Reproduce every line of the material below without any change, omitting the pictures from your output.

• [INPUT RECORDS]
-- start --
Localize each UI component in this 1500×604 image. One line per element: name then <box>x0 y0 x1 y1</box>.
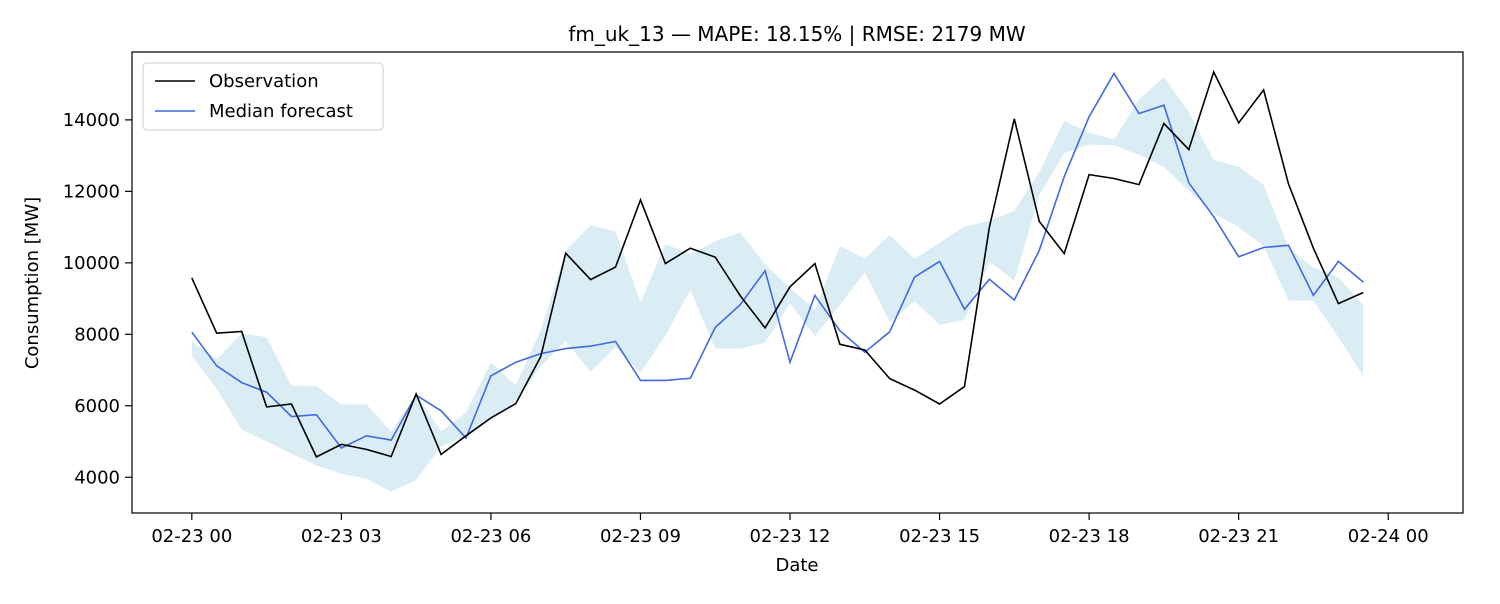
x-axis-label: Date <box>775 555 818 576</box>
x-tick-label: 02-23 15 <box>899 526 980 547</box>
x-tick-label: 02-24 00 <box>1348 526 1429 547</box>
y-tick-label: 8000 <box>74 324 120 345</box>
x-tick-label: 02-23 12 <box>750 526 831 547</box>
x-tick-label: 02-23 18 <box>1049 526 1130 547</box>
x-tick-label: 02-23 06 <box>450 526 531 547</box>
forecast-interval-band <box>192 77 1364 492</box>
x-tick-label: 02-23 03 <box>301 526 382 547</box>
x-tick-label: 02-23 00 <box>151 526 232 547</box>
x-tick-label: 02-23 21 <box>1198 526 1279 547</box>
y-tick-label: 12000 <box>63 181 120 202</box>
legend: Observation Median forecast <box>143 63 383 130</box>
legend-observation-label: Observation <box>209 71 319 92</box>
legend-median-label: Median forecast <box>209 101 353 122</box>
chart-title: fm_uk_13 — MAPE: 18.15% | RMSE: 2179 MW <box>568 22 1025 46</box>
y-tick-label: 4000 <box>74 467 120 488</box>
x-tick-label: 02-23 09 <box>600 526 681 547</box>
forecast-interval-band-layer <box>192 77 1364 492</box>
y-axis-ticks: 4000 6000 8000 10000 12000 14000 <box>63 110 132 488</box>
y-tick-label: 10000 <box>63 253 120 274</box>
y-tick-label: 6000 <box>74 396 120 417</box>
x-axis-ticks: 02-23 00 02-23 03 02-23 06 02-23 09 02-23 12… <box>151 513 1428 547</box>
y-tick-label: 14000 <box>63 110 120 131</box>
y-axis-label: Consumption [MW] <box>22 197 43 369</box>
-- end --
• [EXERCISE OUTPUT]
Localize each UI component in this 1500×604 image. One line per element: name then <box>x0 y0 x1 y1</box>.
x-axis-label: Date <box>775 555 818 576</box>
x-tick-label: 02-23 15 <box>899 526 980 547</box>
x-tick-label: 02-24 00 <box>1348 526 1429 547</box>
y-tick-label: 8000 <box>74 324 120 345</box>
x-tick-label: 02-23 12 <box>750 526 831 547</box>
x-tick-label: 02-23 18 <box>1049 526 1130 547</box>
x-tick-label: 02-23 06 <box>450 526 531 547</box>
forecast-interval-band <box>192 77 1364 492</box>
x-tick-label: 02-23 03 <box>301 526 382 547</box>
x-tick-label: 02-23 00 <box>151 526 232 547</box>
x-tick-label: 02-23 21 <box>1198 526 1279 547</box>
y-tick-label: 12000 <box>63 181 120 202</box>
legend: Observation Median forecast <box>143 63 383 130</box>
legend-observation-label: Observation <box>209 71 319 92</box>
legend-median-label: Median forecast <box>209 101 353 122</box>
chart-title: fm_uk_13 — MAPE: 18.15% | RMSE: 2179 MW <box>568 22 1025 46</box>
y-tick-label: 4000 <box>74 467 120 488</box>
x-tick-label: 02-23 09 <box>600 526 681 547</box>
forecast-interval-band-layer <box>192 77 1364 492</box>
y-axis-ticks: 4000 6000 8000 10000 12000 14000 <box>63 110 132 488</box>
y-tick-label: 10000 <box>63 253 120 274</box>
y-tick-label: 6000 <box>74 396 120 417</box>
x-axis-ticks: 02-23 00 02-23 03 02-23 06 02-23 09 02-23 12… <box>151 513 1428 547</box>
y-tick-label: 14000 <box>63 110 120 131</box>
y-axis-label: Consumption [MW] <box>22 197 43 369</box>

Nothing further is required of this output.